===== Records for this exercise =====

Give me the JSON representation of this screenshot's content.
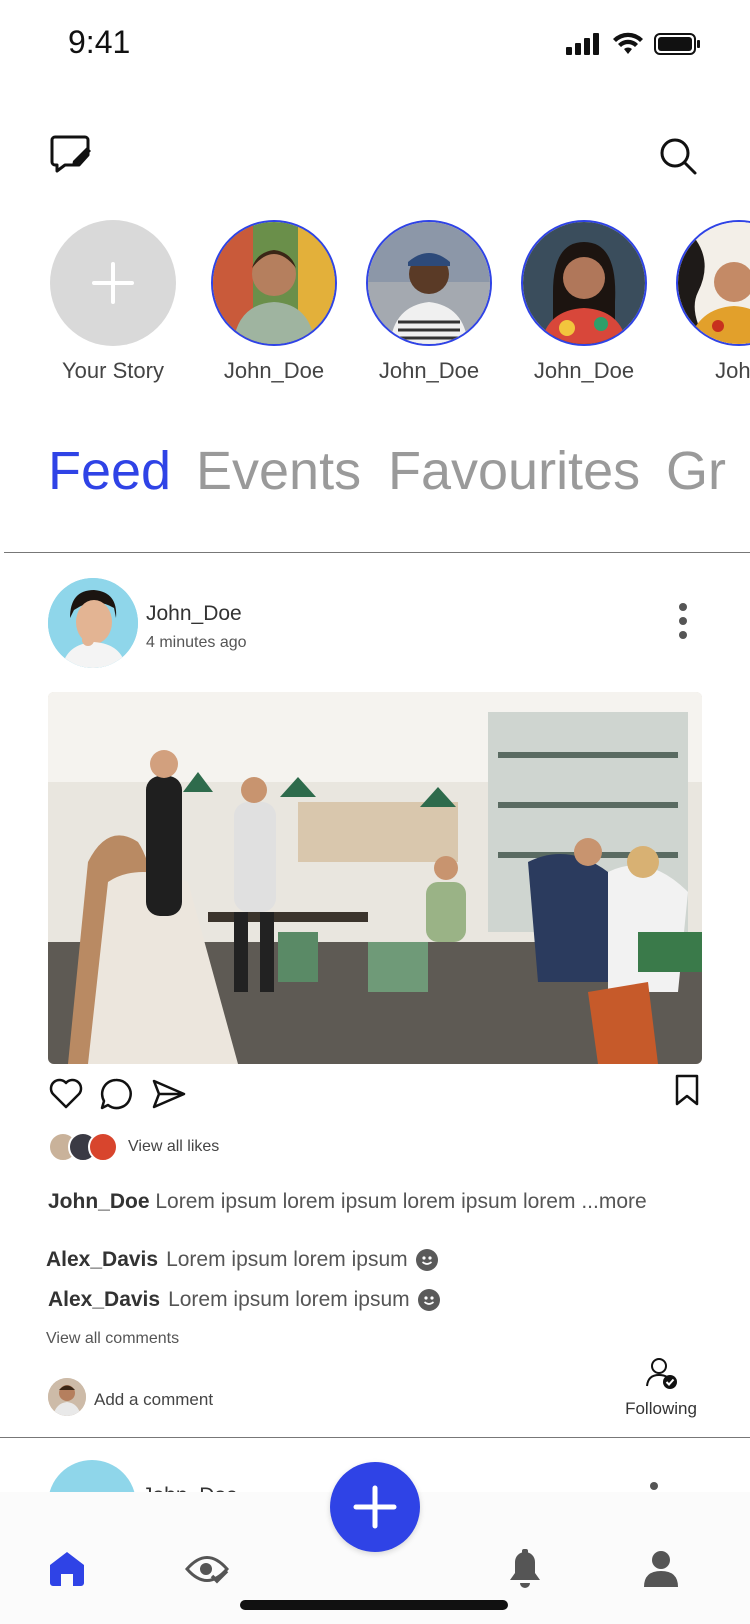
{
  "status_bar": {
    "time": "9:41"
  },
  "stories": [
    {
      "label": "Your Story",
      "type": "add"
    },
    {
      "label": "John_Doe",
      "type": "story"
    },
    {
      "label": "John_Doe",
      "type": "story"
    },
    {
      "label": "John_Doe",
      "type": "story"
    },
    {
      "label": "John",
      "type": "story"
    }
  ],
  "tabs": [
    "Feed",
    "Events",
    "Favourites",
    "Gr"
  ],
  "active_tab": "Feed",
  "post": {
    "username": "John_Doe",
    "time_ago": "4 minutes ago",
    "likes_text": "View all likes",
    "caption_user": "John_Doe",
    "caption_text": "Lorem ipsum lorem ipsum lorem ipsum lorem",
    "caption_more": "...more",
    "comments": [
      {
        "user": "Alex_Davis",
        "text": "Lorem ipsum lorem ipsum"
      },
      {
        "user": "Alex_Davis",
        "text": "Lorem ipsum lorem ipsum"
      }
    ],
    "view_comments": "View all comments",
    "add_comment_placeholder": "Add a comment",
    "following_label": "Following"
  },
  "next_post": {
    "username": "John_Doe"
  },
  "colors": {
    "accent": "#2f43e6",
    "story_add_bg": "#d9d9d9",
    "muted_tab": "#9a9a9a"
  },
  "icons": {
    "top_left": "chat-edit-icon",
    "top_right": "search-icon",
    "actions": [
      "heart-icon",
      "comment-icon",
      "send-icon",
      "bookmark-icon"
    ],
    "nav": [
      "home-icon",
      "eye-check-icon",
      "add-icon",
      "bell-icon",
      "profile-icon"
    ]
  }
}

=====
===== Records for this exercise =====

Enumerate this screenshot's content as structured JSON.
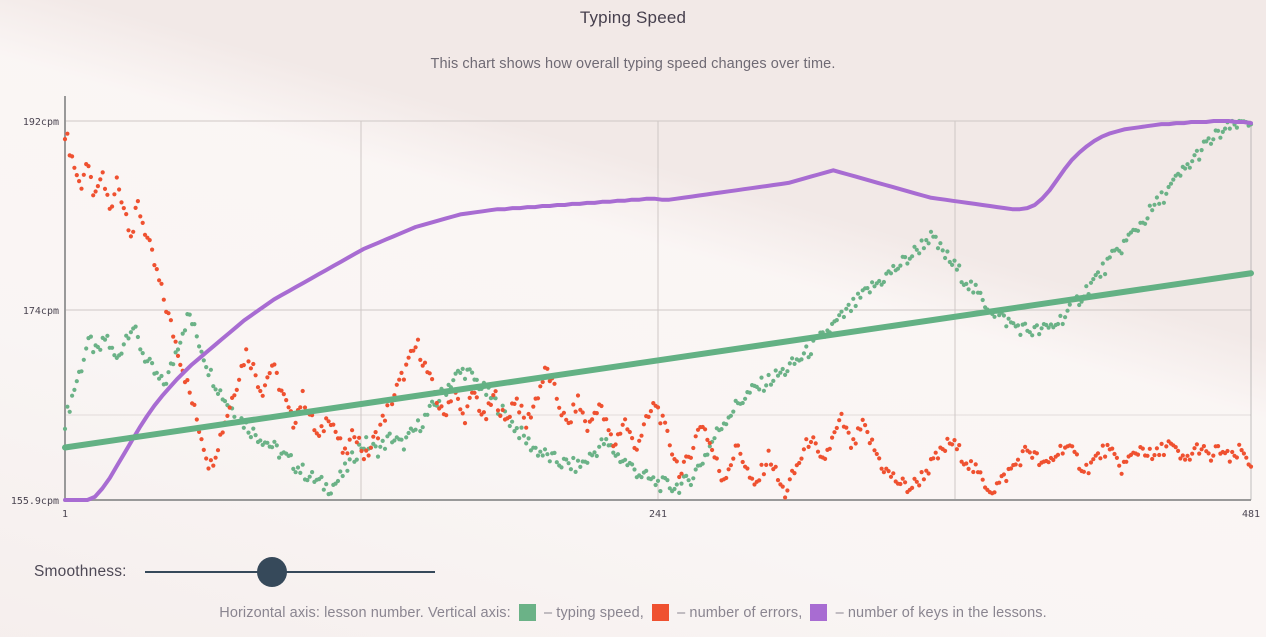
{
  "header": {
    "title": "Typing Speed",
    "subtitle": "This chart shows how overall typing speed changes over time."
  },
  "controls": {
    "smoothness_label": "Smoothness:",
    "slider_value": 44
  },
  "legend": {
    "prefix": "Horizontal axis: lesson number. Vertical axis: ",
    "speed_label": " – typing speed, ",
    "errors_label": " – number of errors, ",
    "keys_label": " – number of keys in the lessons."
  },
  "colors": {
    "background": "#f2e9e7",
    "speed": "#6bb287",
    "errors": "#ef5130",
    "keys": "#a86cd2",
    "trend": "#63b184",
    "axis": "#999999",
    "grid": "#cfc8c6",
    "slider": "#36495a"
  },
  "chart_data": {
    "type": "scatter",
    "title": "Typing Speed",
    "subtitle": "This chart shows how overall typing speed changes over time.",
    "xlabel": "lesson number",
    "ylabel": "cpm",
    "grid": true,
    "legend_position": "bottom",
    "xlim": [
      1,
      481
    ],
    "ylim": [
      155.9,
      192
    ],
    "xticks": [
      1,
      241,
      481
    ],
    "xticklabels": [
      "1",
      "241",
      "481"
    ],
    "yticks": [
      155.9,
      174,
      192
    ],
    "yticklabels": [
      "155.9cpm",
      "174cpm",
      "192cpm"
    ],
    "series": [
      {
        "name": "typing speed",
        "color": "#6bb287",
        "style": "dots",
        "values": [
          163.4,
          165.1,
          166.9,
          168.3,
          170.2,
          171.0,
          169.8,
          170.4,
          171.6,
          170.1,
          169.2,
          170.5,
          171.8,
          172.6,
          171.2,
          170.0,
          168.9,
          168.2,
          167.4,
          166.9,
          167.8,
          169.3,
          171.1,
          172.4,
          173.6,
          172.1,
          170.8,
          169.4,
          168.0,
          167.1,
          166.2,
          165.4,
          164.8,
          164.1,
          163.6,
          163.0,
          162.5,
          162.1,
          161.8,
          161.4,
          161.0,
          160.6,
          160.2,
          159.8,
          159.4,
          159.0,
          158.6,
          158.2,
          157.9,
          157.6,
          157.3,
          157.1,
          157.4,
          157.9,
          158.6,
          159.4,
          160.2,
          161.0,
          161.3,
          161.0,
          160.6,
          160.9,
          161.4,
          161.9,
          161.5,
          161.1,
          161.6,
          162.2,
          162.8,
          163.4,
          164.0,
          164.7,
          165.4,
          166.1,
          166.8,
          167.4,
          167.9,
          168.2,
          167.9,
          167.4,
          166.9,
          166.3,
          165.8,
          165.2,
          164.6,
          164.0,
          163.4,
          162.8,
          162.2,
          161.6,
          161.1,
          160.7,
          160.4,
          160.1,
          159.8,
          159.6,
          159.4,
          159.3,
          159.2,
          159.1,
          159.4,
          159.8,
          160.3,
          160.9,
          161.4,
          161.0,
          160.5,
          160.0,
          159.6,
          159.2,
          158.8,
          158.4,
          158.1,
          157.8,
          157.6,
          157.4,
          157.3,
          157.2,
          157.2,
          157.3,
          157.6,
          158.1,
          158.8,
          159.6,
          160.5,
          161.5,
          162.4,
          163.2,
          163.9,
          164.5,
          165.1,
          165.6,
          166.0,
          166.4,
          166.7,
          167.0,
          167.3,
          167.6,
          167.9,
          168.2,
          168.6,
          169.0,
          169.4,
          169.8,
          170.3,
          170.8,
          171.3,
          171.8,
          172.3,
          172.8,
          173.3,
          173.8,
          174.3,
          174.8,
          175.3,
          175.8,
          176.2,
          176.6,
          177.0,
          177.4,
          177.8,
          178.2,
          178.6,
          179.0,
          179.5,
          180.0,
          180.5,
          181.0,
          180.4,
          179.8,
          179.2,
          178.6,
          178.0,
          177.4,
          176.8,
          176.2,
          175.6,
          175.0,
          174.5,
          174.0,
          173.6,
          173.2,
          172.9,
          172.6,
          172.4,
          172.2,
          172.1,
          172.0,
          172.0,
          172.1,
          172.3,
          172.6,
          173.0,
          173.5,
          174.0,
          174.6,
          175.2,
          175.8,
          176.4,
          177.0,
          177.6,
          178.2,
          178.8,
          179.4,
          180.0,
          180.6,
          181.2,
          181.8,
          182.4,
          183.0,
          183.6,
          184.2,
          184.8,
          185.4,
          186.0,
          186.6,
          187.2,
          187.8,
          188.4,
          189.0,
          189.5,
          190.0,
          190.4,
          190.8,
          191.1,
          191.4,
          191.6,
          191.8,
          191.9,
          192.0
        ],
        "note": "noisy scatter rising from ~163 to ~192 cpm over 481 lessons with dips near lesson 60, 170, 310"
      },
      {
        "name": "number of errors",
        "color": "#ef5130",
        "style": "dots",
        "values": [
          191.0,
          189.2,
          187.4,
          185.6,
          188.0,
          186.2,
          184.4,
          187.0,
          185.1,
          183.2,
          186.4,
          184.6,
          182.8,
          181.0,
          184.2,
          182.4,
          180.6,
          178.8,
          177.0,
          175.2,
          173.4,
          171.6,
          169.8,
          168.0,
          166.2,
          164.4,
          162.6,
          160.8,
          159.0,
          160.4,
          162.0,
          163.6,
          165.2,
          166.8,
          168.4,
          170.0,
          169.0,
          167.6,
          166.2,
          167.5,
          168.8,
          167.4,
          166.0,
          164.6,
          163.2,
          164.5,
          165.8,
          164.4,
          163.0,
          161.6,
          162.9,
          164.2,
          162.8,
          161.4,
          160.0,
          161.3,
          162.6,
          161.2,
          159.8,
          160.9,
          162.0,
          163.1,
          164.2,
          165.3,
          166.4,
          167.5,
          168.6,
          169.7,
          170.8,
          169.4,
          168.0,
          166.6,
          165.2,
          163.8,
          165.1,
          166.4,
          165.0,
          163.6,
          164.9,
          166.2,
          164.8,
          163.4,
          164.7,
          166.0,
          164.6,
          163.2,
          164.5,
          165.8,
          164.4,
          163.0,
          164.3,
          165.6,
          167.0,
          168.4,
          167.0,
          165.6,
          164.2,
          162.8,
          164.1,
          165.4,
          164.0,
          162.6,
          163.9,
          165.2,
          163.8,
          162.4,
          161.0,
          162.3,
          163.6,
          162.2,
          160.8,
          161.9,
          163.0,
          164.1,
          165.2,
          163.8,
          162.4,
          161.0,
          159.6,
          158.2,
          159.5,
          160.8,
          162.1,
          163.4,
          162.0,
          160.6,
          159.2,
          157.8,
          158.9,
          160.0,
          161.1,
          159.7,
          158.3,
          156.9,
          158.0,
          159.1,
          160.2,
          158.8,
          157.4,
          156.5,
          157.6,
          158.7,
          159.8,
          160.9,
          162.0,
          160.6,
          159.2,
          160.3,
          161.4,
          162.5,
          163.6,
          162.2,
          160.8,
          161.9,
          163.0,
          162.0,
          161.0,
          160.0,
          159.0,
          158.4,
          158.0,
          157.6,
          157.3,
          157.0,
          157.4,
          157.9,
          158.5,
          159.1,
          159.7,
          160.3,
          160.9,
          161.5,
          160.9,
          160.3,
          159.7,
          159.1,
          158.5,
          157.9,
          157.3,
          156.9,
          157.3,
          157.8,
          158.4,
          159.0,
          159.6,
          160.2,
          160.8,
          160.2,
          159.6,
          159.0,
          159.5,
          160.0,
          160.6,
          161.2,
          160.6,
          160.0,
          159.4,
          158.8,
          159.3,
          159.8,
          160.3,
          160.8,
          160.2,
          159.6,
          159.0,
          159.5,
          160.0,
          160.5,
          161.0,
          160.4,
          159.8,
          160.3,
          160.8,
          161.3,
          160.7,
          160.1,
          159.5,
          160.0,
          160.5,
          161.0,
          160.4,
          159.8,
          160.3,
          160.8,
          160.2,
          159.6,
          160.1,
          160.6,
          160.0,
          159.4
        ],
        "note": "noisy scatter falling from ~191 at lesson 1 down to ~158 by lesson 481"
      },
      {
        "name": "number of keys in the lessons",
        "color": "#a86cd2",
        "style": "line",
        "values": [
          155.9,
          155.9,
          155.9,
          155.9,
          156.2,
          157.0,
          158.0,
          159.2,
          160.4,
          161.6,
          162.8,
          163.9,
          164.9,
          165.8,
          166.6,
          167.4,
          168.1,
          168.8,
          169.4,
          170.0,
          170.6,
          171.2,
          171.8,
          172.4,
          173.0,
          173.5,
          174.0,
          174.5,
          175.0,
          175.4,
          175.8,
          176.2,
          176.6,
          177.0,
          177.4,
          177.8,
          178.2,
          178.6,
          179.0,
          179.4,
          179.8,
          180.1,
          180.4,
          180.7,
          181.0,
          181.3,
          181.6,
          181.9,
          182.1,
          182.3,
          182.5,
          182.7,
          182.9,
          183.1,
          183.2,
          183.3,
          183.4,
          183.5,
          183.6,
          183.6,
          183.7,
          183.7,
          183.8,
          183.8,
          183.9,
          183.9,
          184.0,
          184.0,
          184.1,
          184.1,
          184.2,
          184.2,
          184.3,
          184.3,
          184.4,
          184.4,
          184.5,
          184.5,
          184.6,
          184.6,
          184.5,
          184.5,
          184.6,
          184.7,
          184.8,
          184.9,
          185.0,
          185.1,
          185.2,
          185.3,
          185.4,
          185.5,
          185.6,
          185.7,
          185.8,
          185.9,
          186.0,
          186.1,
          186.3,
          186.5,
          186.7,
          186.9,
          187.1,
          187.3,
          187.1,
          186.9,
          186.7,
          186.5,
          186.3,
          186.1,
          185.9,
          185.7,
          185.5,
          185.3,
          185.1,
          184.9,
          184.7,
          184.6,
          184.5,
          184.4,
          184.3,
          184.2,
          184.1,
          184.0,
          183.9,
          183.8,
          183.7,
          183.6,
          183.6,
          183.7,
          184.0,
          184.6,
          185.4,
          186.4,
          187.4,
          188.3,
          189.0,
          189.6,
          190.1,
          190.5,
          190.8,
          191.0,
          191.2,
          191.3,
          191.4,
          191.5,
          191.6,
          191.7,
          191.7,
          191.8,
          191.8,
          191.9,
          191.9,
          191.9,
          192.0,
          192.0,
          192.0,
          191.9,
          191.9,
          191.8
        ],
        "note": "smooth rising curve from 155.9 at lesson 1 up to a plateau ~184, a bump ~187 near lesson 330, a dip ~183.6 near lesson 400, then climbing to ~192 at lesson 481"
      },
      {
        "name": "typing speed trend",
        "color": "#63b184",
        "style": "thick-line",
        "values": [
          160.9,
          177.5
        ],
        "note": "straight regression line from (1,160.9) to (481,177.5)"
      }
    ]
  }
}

=====

• What to do:
Collect every line from the records above that contains the word "username".

• Exercise result:
    "username": "John_Doe",
    "username": "John_Doe"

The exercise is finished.